To do ->
Scan the data below for the string "html". Copy every line where it appears.

= = = = =

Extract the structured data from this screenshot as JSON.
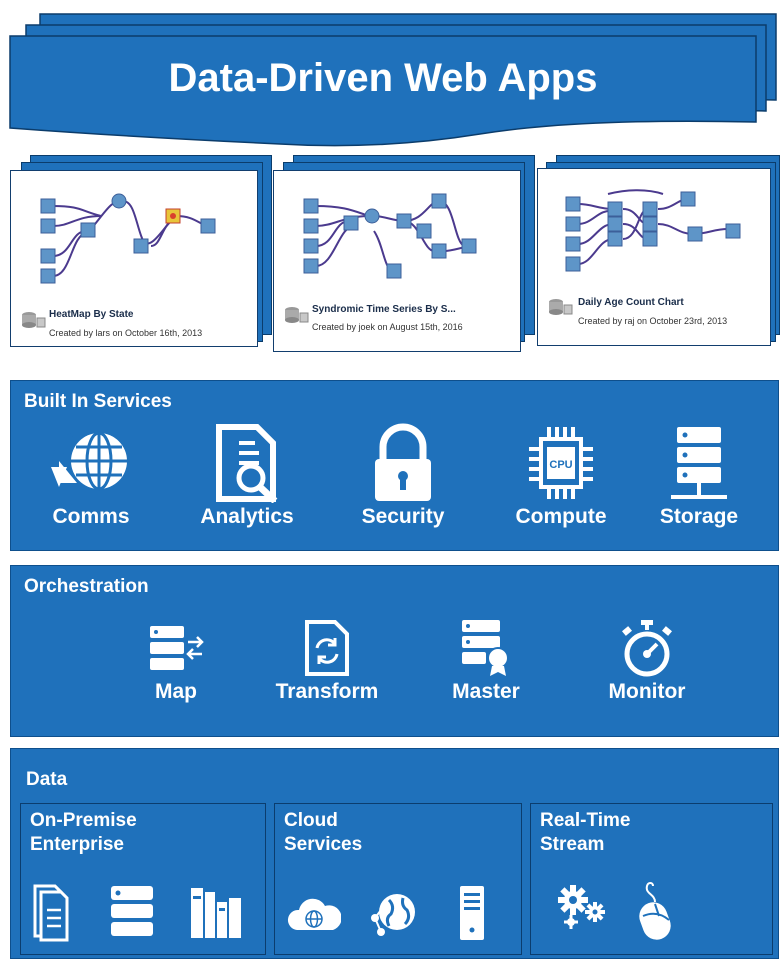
{
  "banner": {
    "title": "Data-Driven Web Apps"
  },
  "apps": [
    {
      "title": "HeatMap By State",
      "created": "Created by lars on October 16th, 2013"
    },
    {
      "title": "Syndromic Time Series By S...",
      "created": "Created by joek on August 15th, 2016"
    },
    {
      "title": "Daily Age Count Chart",
      "created": "Created by raj on October 23rd, 2013"
    }
  ],
  "built_in": {
    "title": "Built In Services",
    "items": [
      {
        "label": "Comms",
        "icon": "globe-sync-icon"
      },
      {
        "label": "Analytics",
        "icon": "document-search-icon"
      },
      {
        "label": "Security",
        "icon": "padlock-icon"
      },
      {
        "label": "Compute",
        "icon": "cpu-chip-icon",
        "chip_text": "CPU"
      },
      {
        "label": "Storage",
        "icon": "server-stack-icon"
      }
    ]
  },
  "orchestration": {
    "title": "Orchestration",
    "items": [
      {
        "label": "Map",
        "icon": "server-arrows-icon"
      },
      {
        "label": "Transform",
        "icon": "document-refresh-icon"
      },
      {
        "label": "Master",
        "icon": "server-award-icon"
      },
      {
        "label": "Monitor",
        "icon": "stopwatch-icon"
      }
    ]
  },
  "data": {
    "title": "Data",
    "groups": [
      {
        "title": "On-Premise\nEnterprise",
        "line1": "On-Premise",
        "line2": "Enterprise",
        "icons": [
          "documents-icon",
          "server-icon",
          "archive-icon"
        ]
      },
      {
        "title": "Cloud\nServices",
        "line1": "Cloud",
        "line2": "Services",
        "icons": [
          "cloud-globe-icon",
          "globe-network-icon",
          "tower-server-icon"
        ]
      },
      {
        "title": "Real-Time\nStream",
        "line1": "Real-Time",
        "line2": "Stream",
        "icons": [
          "gears-icon",
          "mouse-icon"
        ]
      }
    ]
  },
  "colors": {
    "panel": "#1f71bb",
    "dark": "#0b3c6b",
    "node": "#5e95c8",
    "wire": "#4b3a8e"
  }
}
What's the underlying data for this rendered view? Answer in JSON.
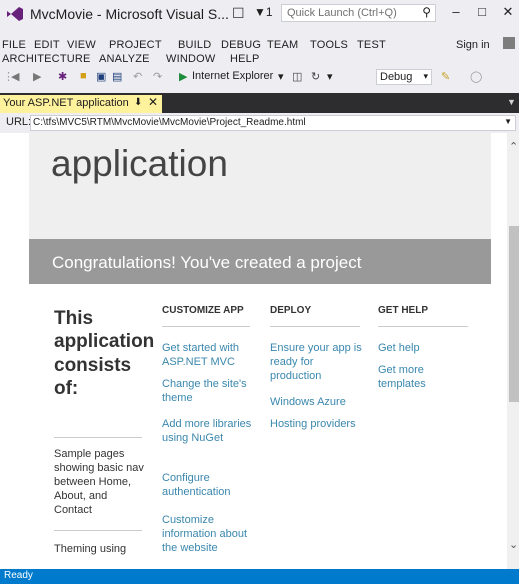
{
  "window": {
    "title": "MvcMovie - Microsoft Visual S...",
    "notification_count": "1",
    "quick_launch_placeholder": "Quick Launch (Ctrl+Q)",
    "min_label": "–",
    "max_label": "□",
    "close_label": "✕"
  },
  "menu": {
    "row1": [
      "FILE",
      "EDIT",
      "VIEW",
      "PROJECT",
      "BUILD",
      "DEBUG",
      "TEAM",
      "TOOLS",
      "TEST"
    ],
    "row2": [
      "ARCHITECTURE",
      "ANALYZE",
      "WINDOW",
      "HELP"
    ],
    "sign_in": "Sign in"
  },
  "toolbar": {
    "browser_label": "Internet Explorer",
    "config_value": "Debug"
  },
  "tabs": [
    {
      "label": "Your ASP.NET application",
      "active": true
    }
  ],
  "urlbar": {
    "label": "URL:",
    "value": "C:\\tfs\\MVC5\\RTM\\MvcMovie\\MvcMovie\\Project_Readme.html"
  },
  "page": {
    "hero_title": "application",
    "banner": "Congratulations! You've created a project",
    "left_heading": [
      "This",
      "application",
      "consists",
      "of:"
    ],
    "left_items": [
      "Sample pages showing basic nav between Home, About, and Contact",
      "Theming using"
    ],
    "columns": [
      {
        "heading": "CUSTOMIZE APP",
        "links": [
          "Get started with ASP.NET MVC",
          "Change the site's theme",
          "Add more libraries using NuGet",
          "Configure authentication",
          "Customize information about the website"
        ]
      },
      {
        "heading": "DEPLOY",
        "links": [
          "Ensure your app is ready for production",
          "Windows Azure",
          "Hosting providers"
        ]
      },
      {
        "heading": "GET HELP",
        "links": [
          "Get help",
          "Get more templates"
        ]
      }
    ]
  },
  "status": {
    "text": "Ready"
  },
  "colors": {
    "accent": "#007acc",
    "active_tab": "#fff29d",
    "link": "#3a87ad",
    "banner": "#999999"
  }
}
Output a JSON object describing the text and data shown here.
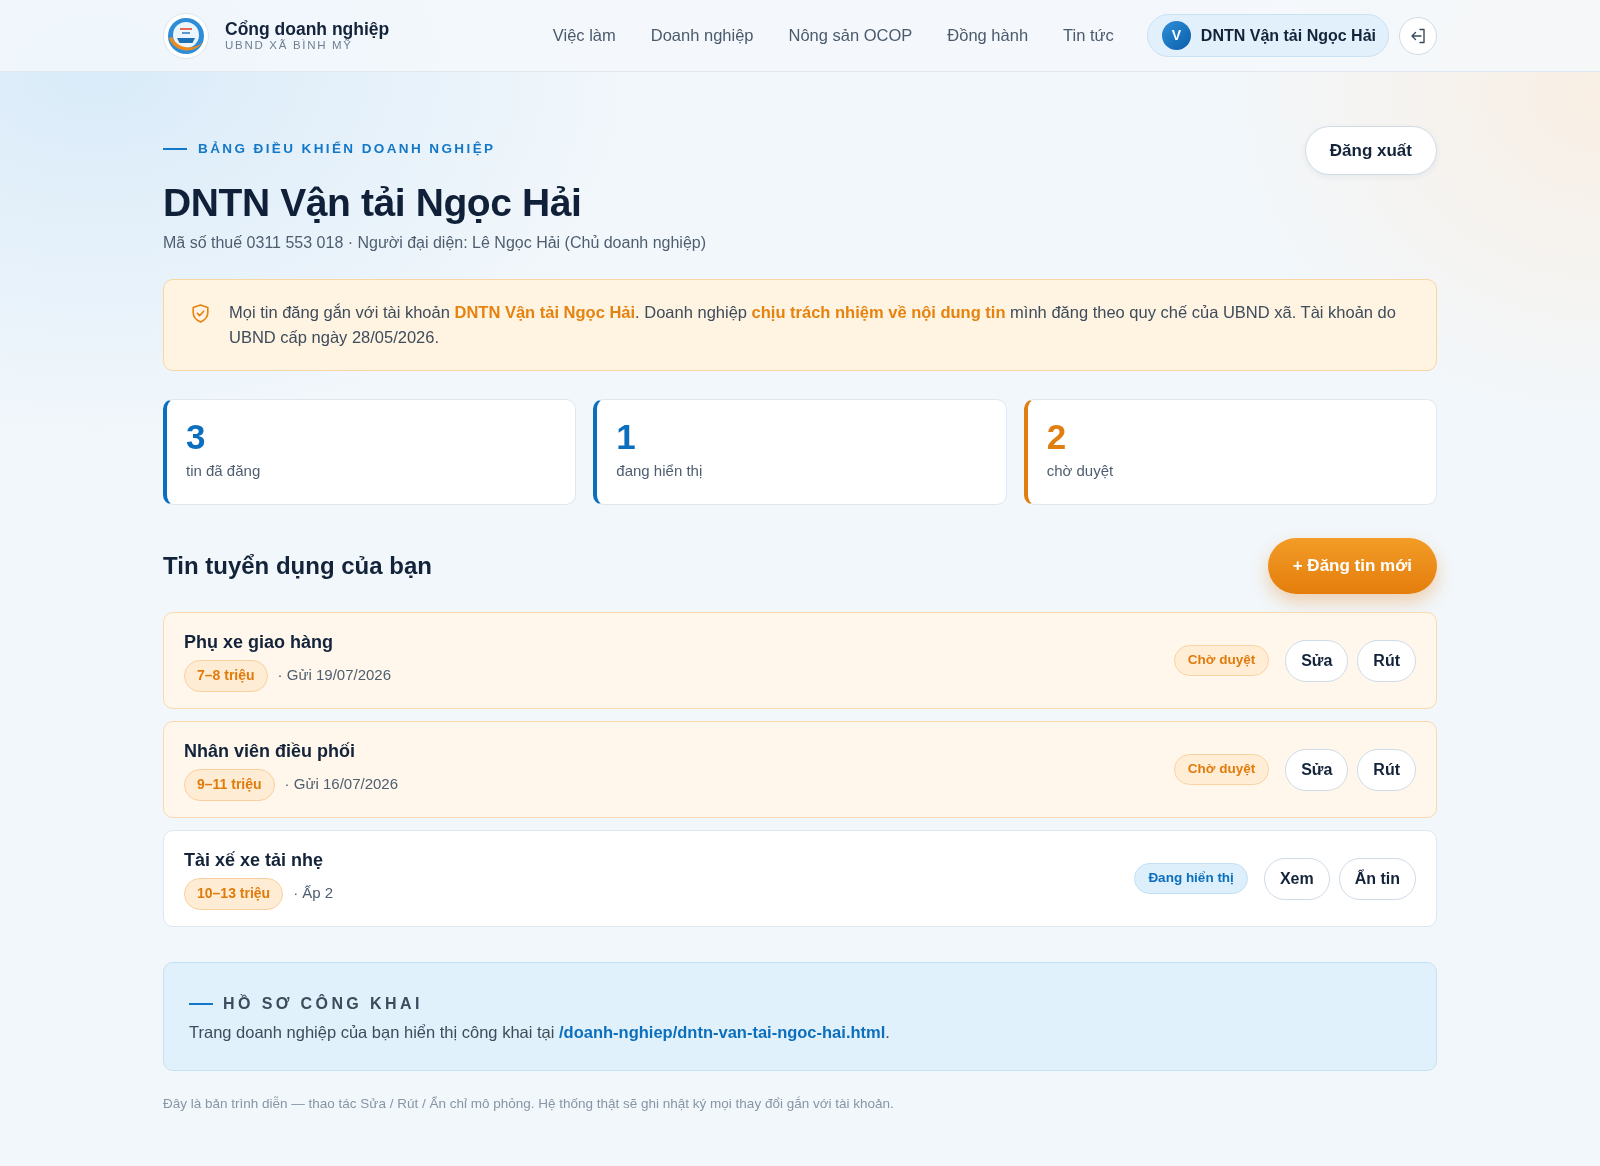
{
  "header": {
    "brand": {
      "title": "Cổng doanh nghiệp",
      "subtitle": "UBND XÃ BÌNH MỸ"
    },
    "nav": [
      "Việc làm",
      "Doanh nghiệp",
      "Nông sản OCOP",
      "Đồng hành",
      "Tin tức"
    ],
    "account": {
      "initial": "V",
      "name": "DNTN Vận tải Ngọc Hải"
    }
  },
  "page": {
    "eyebrow": "BẢNG ĐIỀU KHIỂN DOANH NGHIỆP",
    "logout_button": "Đăng xuất",
    "title": "DNTN Vận tải Ngọc Hải",
    "meta": "Mã số thuế 0311 553 018 · Người đại diện: Lê Ngọc Hải (Chủ doanh nghiệp)"
  },
  "notice": {
    "text": "Mọi tin đăng gắn với tài khoản **DNTN Vận tải Ngọc Hải**. Doanh nghiệp **chịu trách nhiệm về nội dung tin** mình đăng theo quy chế của UBND xã. Tài khoản do UBND cấp ngày 28/05/2026."
  },
  "stats": [
    {
      "value": "3",
      "label": "tin đã đăng",
      "color": "#0c6fbe"
    },
    {
      "value": "1",
      "label": "đang hiển thị",
      "color": "#0c6fbe"
    },
    {
      "value": "2",
      "label": "chờ duyệt",
      "color": "#e07f10"
    }
  ],
  "jobs_section": {
    "title": "Tin tuyển dụng của bạn",
    "new_button": "+ Đăng tin mới",
    "jobs": [
      {
        "kind": "pending",
        "title": "Phụ xe giao hàng",
        "salary": "7–8 triệu",
        "meta": "· Gửi 19/07/2026",
        "status": "Chờ duyệt",
        "actions": [
          "Sửa",
          "Rút"
        ]
      },
      {
        "kind": "pending",
        "title": "Nhân viên điều phối",
        "salary": "9–11 triệu",
        "meta": "· Gửi 16/07/2026",
        "status": "Chờ duyệt",
        "actions": [
          "Sửa",
          "Rút"
        ]
      },
      {
        "kind": "visible",
        "title": "Tài xế xe tải nhẹ",
        "salary": "10–13 triệu",
        "meta": "· Ấp 2",
        "status": "Đang hiển thị",
        "actions": [
          "Xem",
          "Ẩn tin"
        ]
      }
    ]
  },
  "public_profile": {
    "eyebrow": "HỒ SƠ CÔNG KHAI",
    "text": "Trang doanh nghiệp của bạn hiển thị công khai tại",
    "link": "/doanh-nghiep/dntn-van-tai-ngoc-hai.html",
    "after": "."
  },
  "footnote": "Đây là bản trình diễn — thao tác Sửa / Rút / Ẩn chỉ mô phỏng. Hệ thống thật sẽ ghi nhật ký mọi thay đổi gắn với tài khoản."
}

= = = = =

Response to this task ->
    "value": "C:\\tfs\\MVC5\\RTM\\MvcMovie\\MvcMovie\\Project_Readme.html"
    "link": "/doanh-nghiep/dntn-van-tai-ngoc-hai.html",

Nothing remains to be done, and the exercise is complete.